> DATASET
##############################

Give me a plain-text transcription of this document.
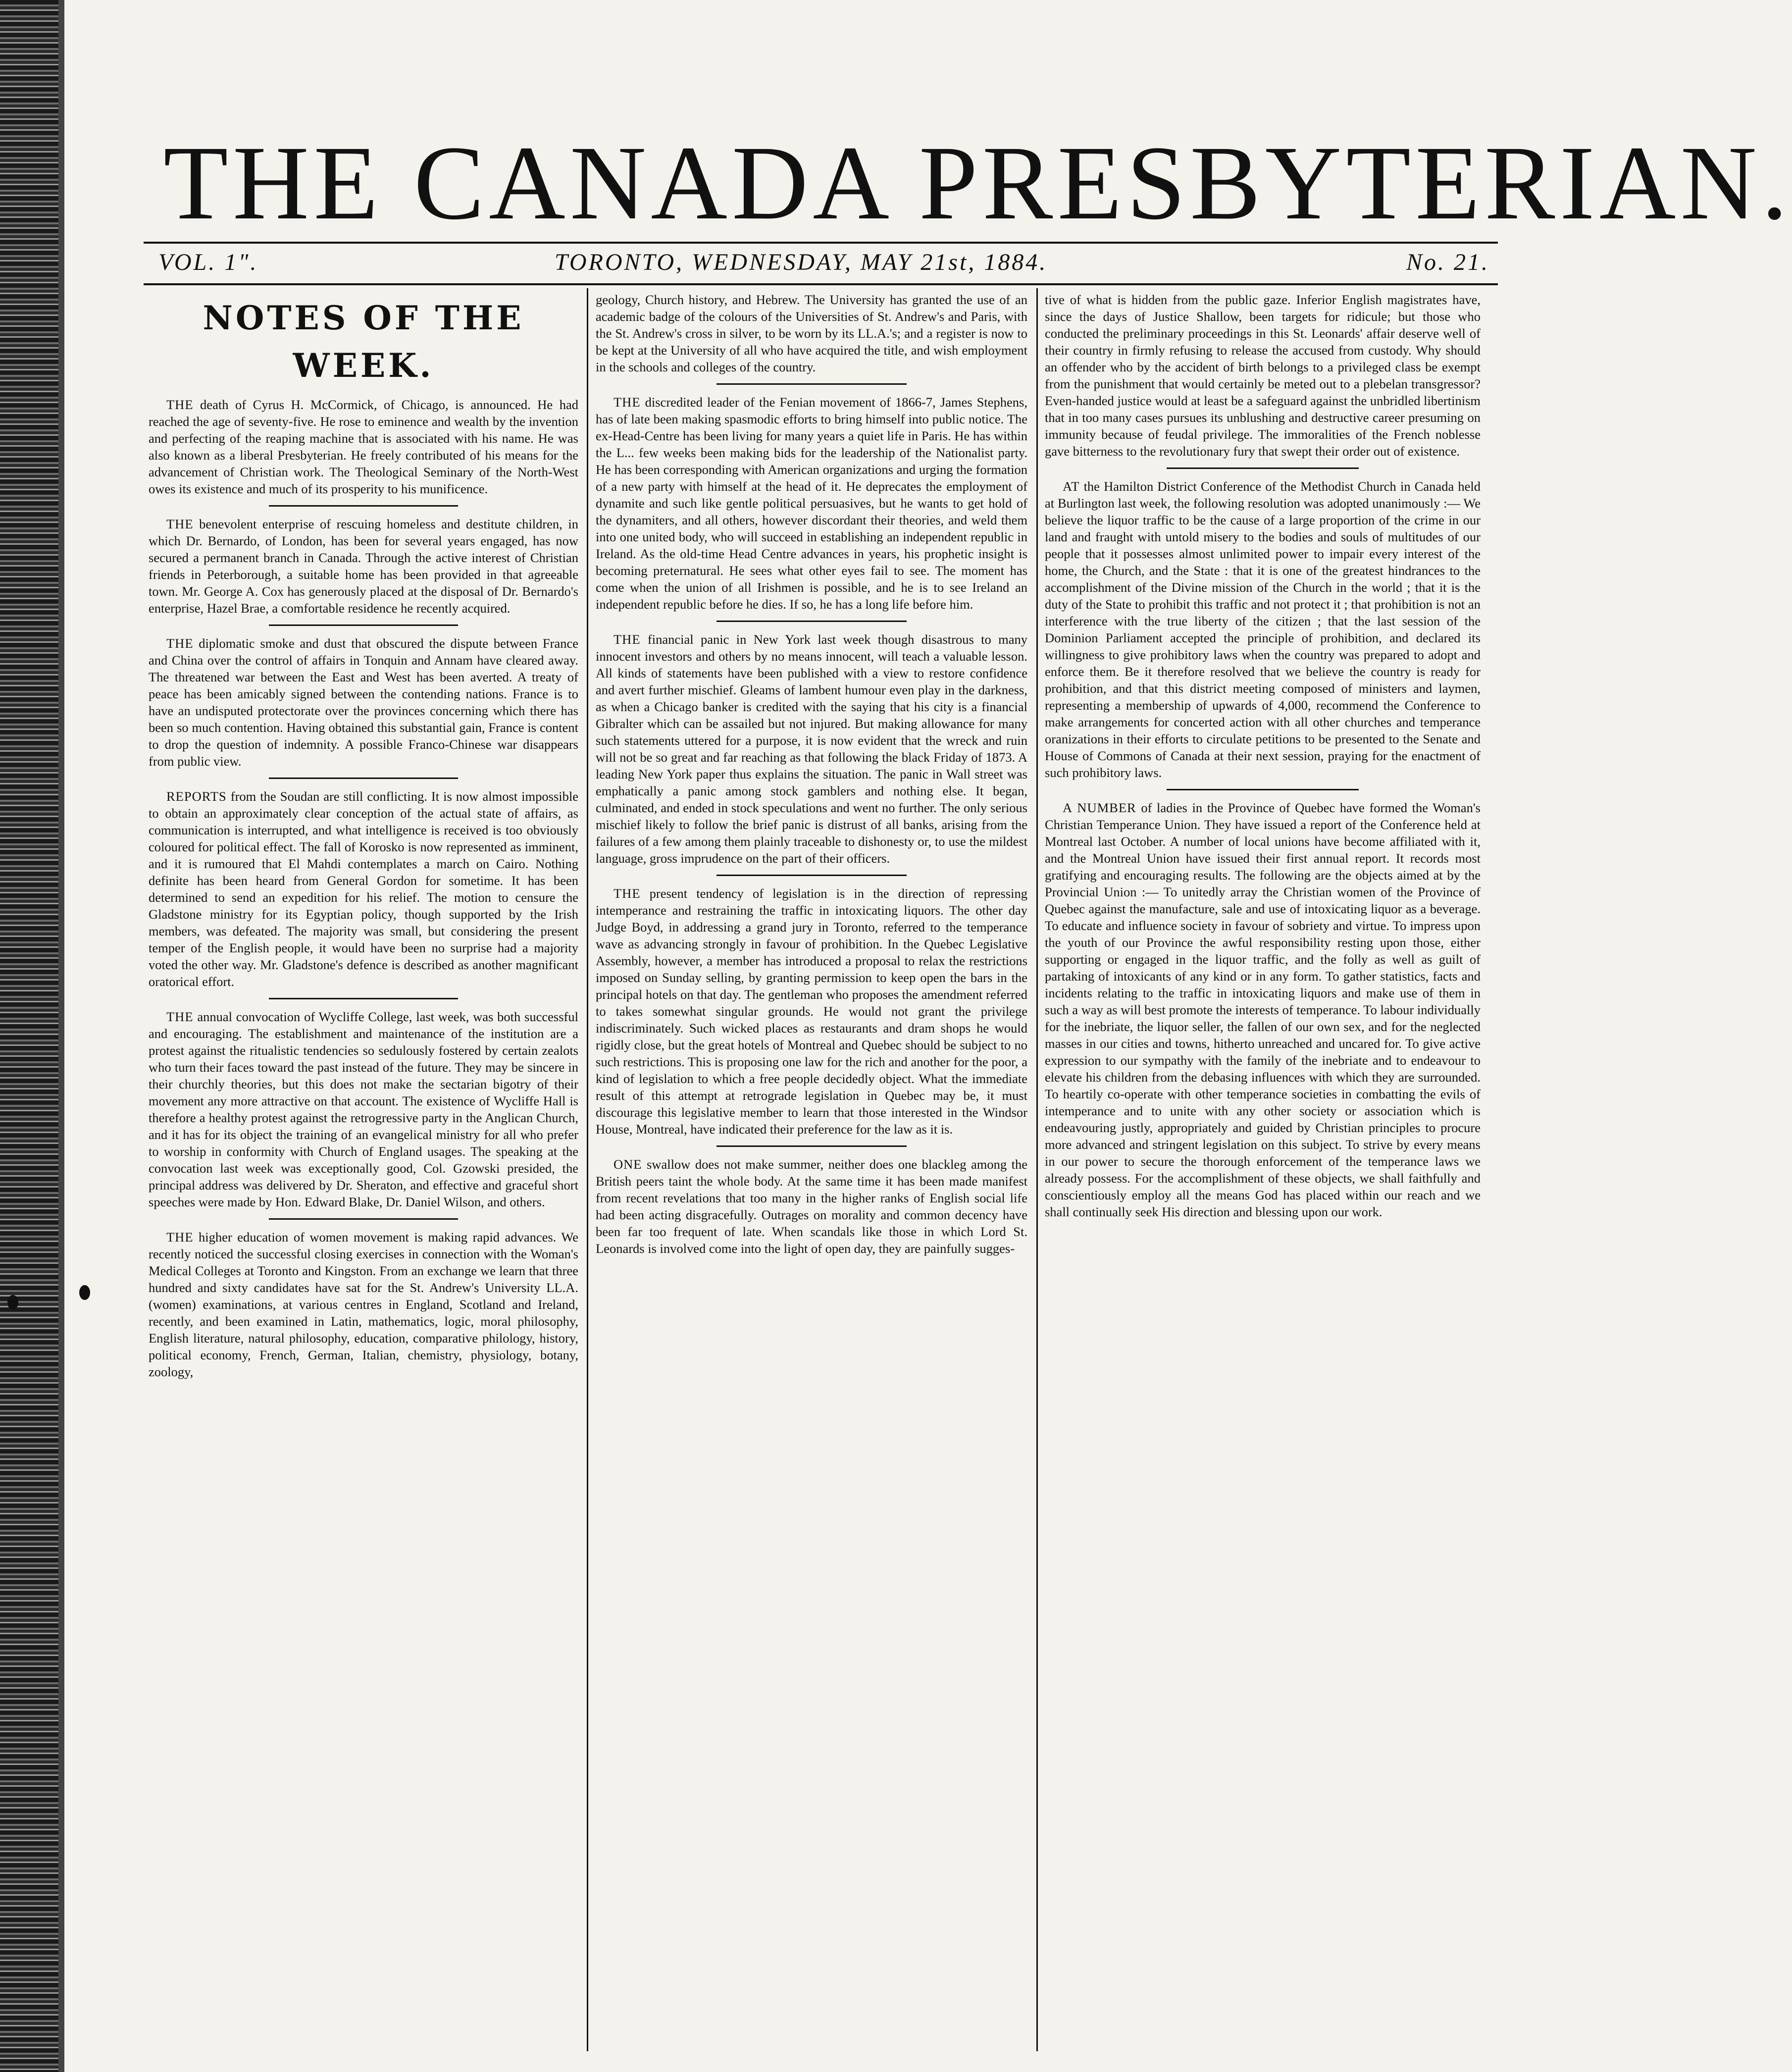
THE CANADA PRESBYTERIAN.
VOL. 1".	TORONTO, WEDNESDAY, MAY 21st, 1884.	No. 21.
NOTES OF THE WEEK.

THE death of Cyrus H. McCormick, of Chicago, is announced. He had reached the age of seventy-five. He rose to eminence and wealth by the invention and perfecting of the reaping machine that is associated with his name. He was also known as a liberal Presbyterian. He freely contributed of his means for the advancement of Christian work. The Theological Seminary of the North-West owes its existence and much of its prosperity to his munificence.

THE benevolent enterprise of rescuing homeless and destitute children, in which Dr. Bernardo, of London, has been for several years engaged, has now secured a permanent branch in Canada. Through the active interest of Christian friends in Peterborough, a suitable home has been provided in that agreeable town. Mr. George A. Cox has generously placed at the disposal of Dr. Bernardo's enterprise, Hazel Brae, a comfortable residence he recently acquired.

THE diplomatic smoke and dust that obscured the dispute between France and China over the control of affairs in Tonquin and Annam have cleared away. The threatened war between the East and West has been averted. A treaty of peace has been amicably signed between the contending nations. France is to have an undisputed protectorate over the provinces concerning which there has been so much contention. Having obtained this substantial gain, France is content to drop the question of indemnity. A possible Franco-Chinese war disappears from public view.

REPORTS from the Soudan are still conflicting. It is now almost impossible to obtain an approximately clear conception of the actual state of affairs, as communication is interrupted, and what intelligence is received is too obviously coloured for political effect. The fall of Korosko is now represented as imminent, and it is rumoured that El Mahdi contemplates a march on Cairo. Nothing definite has been heard from General Gordon for sometime. It has been determined to send an expedition for his relief. The motion to censure the Gladstone ministry for its Egyptian policy, though supported by the Irish members, was defeated. The majority was small, but considering the present temper of the English people, it would have been no surprise had a majority voted the other way. Mr. Gladstone's defence is described as another magnificant oratorical effort.

THE annual convocation of Wycliffe College, last week, was both successful and encouraging. The establishment and maintenance of the institution are a protest against the ritualistic tendencies so sedulously fostered by certain zealots who turn their faces toward the past instead of the future. They may be sincere in their churchly theories, but this does not make the sectarian bigotry of their movement any more attractive on that account. The existence of Wycliffe Hall is therefore a healthy protest against the retrogressive party in the Anglican Church, and it has for its object the training of an evangelical ministry for all who prefer to worship in conformity with Church of England usages. The speaking at the convocation last week was exceptionally good, Col. Gzowski presided, the principal address was delivered by Dr. Sheraton, and effective and graceful short speeches were made by Hon. Edward Blake, Dr. Daniel Wilson, and others.

THE higher education of women movement is making rapid advances. We recently noticed the successful closing exercises in connection with the Woman's Medical Colleges at Toronto and Kingston. From an exchange we learn that three hundred and sixty candidates have sat for the St. Andrew's University LL.A. (women) examinations, at various centres in England, Scotland and Ireland, recently, and been examined in Latin, mathematics, logic, moral philosophy, English literature, natural philosophy, education, comparative philology, history, political economy, French, German, Italian, chemistry, physiology, botany, zoology,

geology, Church history, and Hebrew. The University has granted the use of an academic badge of the colours of the Universities of St. Andrew's and Paris, with the St. Andrew's cross in silver, to be worn by its LL.A.'s; and a register is now to be kept at the University of all who have acquired the title, and wish employment in the schools and colleges of the country.

THE discredited leader of the Fenian movement of 1866-7, James Stephens, has of late been making spasmodic efforts to bring himself into public notice. The ex-Head-Centre has been living for many years a quiet life in Paris. He has within the L... few weeks been making bids for the leadership of the Nationalist party. He has been corresponding with American organizations and urging the formation of a new party with himself at the head of it. He deprecates the employment of dynamite and such like gentle political persuasives, but he wants to get hold of the dynamiters, and all others, however discordant their theories, and weld them into one united body, who will succeed in establishing an independent republic in Ireland. As the old-time Head Centre advances in years, his prophetic insight is becoming preternatural. He sees what other eyes fail to see. The moment has come when the union of all Irishmen is possible, and he is to see Ireland an independent republic before he dies. If so, he has a long life before him.

THE financial panic in New York last week though disastrous to many innocent investors and others by no means innocent, will teach a valuable lesson. All kinds of statements have been published with a view to restore confidence and avert further mischief. Gleams of lambent humour even play in the darkness, as when a Chicago banker is credited with the saying that his city is a financial Gibralter which can be assailed but not injured. But making allowance for many such statements uttered for a purpose, it is now evident that the wreck and ruin will not be so great and far reaching as that following the black Friday of 1873. A leading New York paper thus explains the situation. The panic in Wall street was emphatically a panic among stock gamblers and nothing else. It began, culminated, and ended in stock speculations and went no further. The only serious mischief likely to follow the brief panic is distrust of all banks, arising from the failures of a few among them plainly traceable to dishonesty or, to use the mildest language, gross imprudence on the part of their officers.

THE present tendency of legislation is in the direction of repressing intemperance and restraining the traffic in intoxicating liquors. The other day Judge Boyd, in addressing a grand jury in Toronto, referred to the temperance wave as advancing strongly in favour of prohibition. In the Quebec Legislative Assembly, however, a member has introduced a proposal to relax the restrictions imposed on Sunday selling, by granting permission to keep open the bars in the principal hotels on that day. The gentleman who proposes the amendment referred to takes somewhat singular grounds. He would not grant the privilege indiscriminately. Such wicked places as restaurants and dram shops he would rigidly close, but the great hotels of Montreal and Quebec should be subject to no such restrictions. This is proposing one law for the rich and another for the poor, a kind of legislation to which a free people decidedly object. What the immediate result of this attempt at retrograde legislation in Quebec may be, it must discourage this legislative member to learn that those interested in the Windsor House, Montreal, have indicated their preference for the law as it is.

ONE swallow does not make summer, neither does one blackleg among the British peers taint the whole body. At the same time it has been made manifest from recent revelations that too many in the higher ranks of English social life had been acting disgracefully. Outrages on morality and common decency have been far too frequent of late. When scandals like those in which Lord St. Leonards is involved come into the light of open day, they are painfully sugges-

tive of what is hidden from the public gaze. Inferior English magistrates have, since the days of Justice Shallow, been targets for ridicule; but those who conducted the preliminary proceedings in this St. Leonards' affair deserve well of their country in firmly refusing to release the accused from custody. Why should an offender who by the accident of birth belongs to a privileged class be exempt from the punishment that would certainly be meted out to a plebelan transgressor? Even-handed justice would at least be a safeguard against the unbridled libertinism that in too many cases pursues its unblushing and destructive career presuming on immunity because of feudal privilege. The immoralities of the French noblesse gave bitterness to the revolutionary fury that swept their order out of existence.

AT the Hamilton District Conference of the Methodist Church in Canada held at Burlington last week, the following resolution was adopted unanimously :— We believe the liquor traffic to be the cause of a large proportion of the crime in our land and fraught with untold misery to the bodies and souls of multitudes of our people that it possesses almost unlimited power to impair every interest of the home, the Church, and the State : that it is one of the greatest hindrances to the accomplishment of the Divine mission of the Church in the world ; that it is the duty of the State to prohibit this traffic and not protect it ; that prohibition is not an interference with the true liberty of the citizen ; that the last session of the Dominion Parliament accepted the principle of prohibition, and declared its willingness to give prohibitory laws when the country was prepared to adopt and enforce them. Be it therefore resolved that we believe the country is ready for prohibition, and that this district meeting composed of ministers and laymen, representing a membership of upwards of 4,000, recommend the Conference to make arrangements for concerted action with all other churches and temperance oranizations in their efforts to circulate petitions to be presented to the Senate and House of Commons of Canada at their next session, praying for the enactment of such prohibitory laws.

A NUMBER of ladies in the Province of Quebec have formed the Woman's Christian Temperance Union. They have issued a report of the Conference held at Montreal last October. A number of local unions have become affiliated with it, and the Montreal Union have issued their first annual report. It records most gratifying and encouraging results. The following are the objects aimed at by the Provincial Union :— To unitedly array the Christian women of the Province of Quebec against the manufacture, sale and use of intoxicating liquor as a beverage. To educate and influence society in favour of sobriety and virtue. To impress upon the youth of our Province the awful responsibility resting upon those, either supporting or engaged in the liquor traffic, and the folly as well as guilt of partaking of intoxicants of any kind or in any form. To gather statistics, facts and incidents relating to the traffic in intoxicating liquors and make use of them in such a way as will best promote the interests of temperance. To labour individually for the inebriate, the liquor seller, the fallen of our own sex, and for the neglected masses in our cities and towns, hitherto unreached and uncared for. To give active expression to our sympathy with the family of the inebriate and to endeavour to elevate his children from the debasing influences with which they are surrounded. To heartily co-operate with other temperance societies in combatting the evils of intemperance and to unite with any other society or association which is endeavouring justly, appropriately and guided by Christian principles to procure more advanced and stringent legislation on this subject. To strive by every means in our power to secure the thorough enforcement of the temperance laws we already possess. For the accomplishment of these objects, we shall faithfully and conscientiously employ all the means God has placed within our reach and we shall continually seek His direction and blessing upon our work.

##############################

> WHAT YOU NEED TO DO
Work out how many lines in the records above hold the string "Chicago", then give only that count.

> WRITTEN REPLY
2